- WHAT IS ASKED -
1. Which version of Docker does the project page require?
2. Show each line of the records that contains the string "elements".

Project's structure:
.
├── API
│ ├── docs
│ │ ├── Document Live.txt
│ │ └── Document Static.txt
│ ├── flask_docker
│ │ ├── Dockerfile
│ │ ├── exec.py
│ │ ├── mls.py
│ │ ├── my_app.py
│ │ ├── path.json
│ │ ├── requirements.txt
│ │ ├── setup.py
│ │ └── wsgi.py
│ └── notebook
│ └── example.ipynb
├── AutoML
│ ├── h2o_notebook.ipynb
│ ├── h2o_script.py
│ └── param_h2o.json
├── AWS_infra
│ └── AWS Infrastructure.pdf
├── LICENSE
└── README.md
Dependencies, this application requires:
Python (>= 3.7)
Docker (= 20.10.12)
Please follow the link bellow for more information on docker:
https://docs.docker.com/engine/install/ubuntu/
To change the source and saving path, please change the path.json path:
"modeldata": URL or path where AutoML files will be saved, such as binary models, info, test and train csv files.

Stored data
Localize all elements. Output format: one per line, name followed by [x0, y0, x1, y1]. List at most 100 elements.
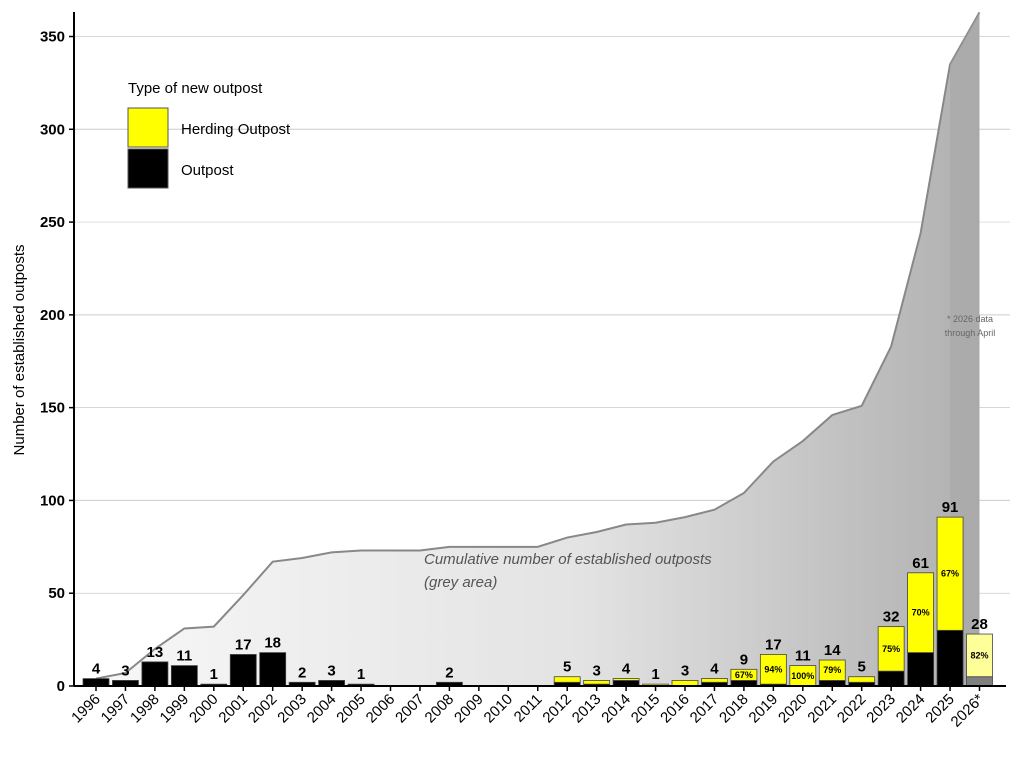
x-tick-label: 2021: [804, 691, 840, 727]
bar-outpost: [229, 654, 257, 687]
x-tick-label: 2001: [215, 691, 251, 727]
bar-total-label: 3: [592, 662, 600, 679]
x-tick-label: 1997: [98, 691, 134, 727]
bar-total-label: 17: [235, 636, 252, 653]
bar-herding: [612, 678, 640, 681]
y-tick-label: 150: [40, 400, 65, 417]
x-tick-label: 2016: [657, 691, 693, 727]
bar-percent-label: 79%: [823, 665, 841, 675]
bar-percent-label: 67%: [735, 670, 753, 680]
bar-total-label: 18: [264, 635, 281, 652]
y-tick-label: 250: [40, 214, 65, 231]
x-tick-label: 2022: [834, 691, 870, 727]
bar-total-label: 1: [357, 666, 365, 683]
cumulative-line: [95, 11, 981, 680]
y-axis-title: Number of established outposts: [11, 245, 28, 456]
y-tick-label: 200: [40, 307, 65, 324]
bar-total-label: 11: [795, 648, 811, 665]
bar-percent-label: 75%: [882, 644, 900, 654]
bar-outpost: [877, 670, 905, 687]
bar-total-label: 28: [971, 616, 988, 633]
bar-total-label: 1: [210, 666, 218, 683]
x-tick-label: 2019: [746, 691, 782, 727]
legend-label-herding: Herding Outpost: [181, 121, 291, 138]
cumulative-annotation-line2: (grey area): [424, 574, 497, 591]
x-tick-label: 2014: [598, 691, 634, 727]
bar-total-label: 13: [147, 644, 164, 661]
x-tick-label: 2012: [539, 691, 575, 727]
bar-total-label: 2: [445, 664, 453, 681]
x-tick-label: 2024: [893, 691, 929, 727]
x-tick-label: 2009: [451, 691, 487, 727]
bar-total-label: 4: [92, 661, 101, 678]
cumulative-area: [95, 11, 981, 686]
bar-herding: [701, 678, 728, 683]
bar-percent-label: 100%: [791, 671, 814, 681]
x-tick-label: 2015: [628, 691, 664, 727]
bar-herding: [907, 572, 934, 653]
bar-total-label: 61: [912, 555, 929, 572]
bar-outpost: [170, 665, 198, 687]
y-tick-label: 50: [48, 585, 65, 602]
bar-herding: [848, 676, 876, 683]
cumulative-annotation-line1: Cumulative number of established outpost…: [424, 551, 712, 568]
y-tick-label: 0: [57, 678, 65, 695]
axes: 0501001502002503003501996199719981999200…: [40, 12, 1006, 731]
x-tick-label: 2013: [569, 691, 605, 727]
x-tick-label: 2010: [481, 691, 517, 727]
bar-total-label: 2: [298, 664, 306, 681]
bar-total-label: 17: [765, 636, 782, 653]
bar-herding: [818, 659, 846, 681]
x-tick-label: 2000: [186, 691, 222, 727]
y-tick-label: 300: [40, 121, 65, 138]
x-tick-label: 1996: [68, 691, 104, 727]
y-tick-label: 350: [40, 29, 65, 46]
bar-herding: [583, 680, 611, 685]
x-tick-label: 2003: [274, 691, 310, 727]
x-tick-label: 1998: [127, 691, 163, 727]
bar-herding: [877, 626, 905, 672]
gridlines: [74, 36, 1010, 594]
bar-total-label: 5: [858, 659, 866, 676]
bar-herding: [553, 676, 581, 683]
bar-herding: [759, 654, 787, 685]
bar-total-label: 14: [824, 642, 841, 659]
bar-outpost: [82, 678, 110, 687]
x-tick-label: 2020: [775, 691, 811, 727]
bar-outpost: [141, 661, 169, 687]
x-tick-label: 2011: [511, 691, 546, 726]
bar-outpost: [936, 629, 964, 687]
bar-total-label: 5: [563, 659, 571, 676]
bar-total-label: 3: [121, 662, 129, 679]
x-tick-label: 2005: [333, 691, 369, 727]
y-tick-label: 100: [40, 492, 65, 509]
bar-total-label: 1: [651, 666, 659, 683]
legend-title: Type of new outpost: [128, 80, 263, 97]
x-tick-label: 2018: [716, 691, 752, 727]
legend: Type of new outpost Herding Outpost Outp…: [127, 80, 291, 189]
cumulative-area-fill: [96, 12, 980, 686]
bars: [82, 516, 993, 687]
bar-total-label: 4: [622, 661, 631, 678]
bar-percent-label: 82%: [970, 650, 988, 660]
bar-total-label: 3: [681, 662, 689, 679]
legend-label-outpost: Outpost: [181, 162, 234, 179]
x-tick-label: 2007: [392, 691, 428, 727]
bar-outpost: [259, 652, 287, 687]
bar-herding: [966, 633, 993, 678]
footnote-line1: * 2026 data: [947, 314, 993, 324]
bar-herding: [730, 668, 758, 681]
bar-total-label: 4: [710, 661, 719, 678]
x-tick-label: 2002: [245, 691, 281, 727]
x-tick-label: 1999: [157, 691, 193, 727]
legend-swatch-outpost: [127, 148, 169, 189]
bar-total-label: 32: [883, 609, 900, 626]
bar-total-label: 91: [942, 499, 959, 516]
legend-swatch-herding: [127, 107, 169, 148]
bar-herding: [936, 516, 964, 631]
bar-total-label: 9: [740, 651, 748, 668]
bar-percent-label: 70%: [912, 608, 930, 618]
x-tick-label: 2008: [422, 691, 458, 727]
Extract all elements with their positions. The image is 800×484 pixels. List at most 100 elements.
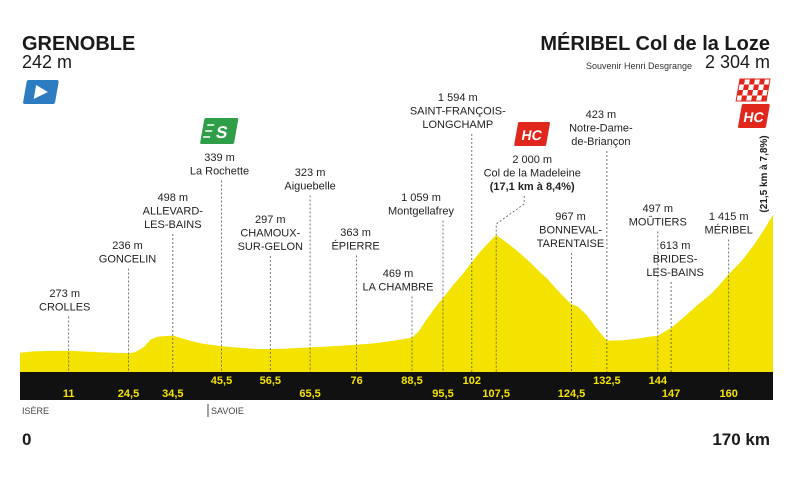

- ANSWERS BY TASK -
1. Docker 20.10.12.

2.
Localize all elements. Output format: one per line, name followed by [x0, y0, x1, y1]. List at most 100 elements.
Extract all elements with their positions. The image is 800×484 pixels. List at most 100 elements.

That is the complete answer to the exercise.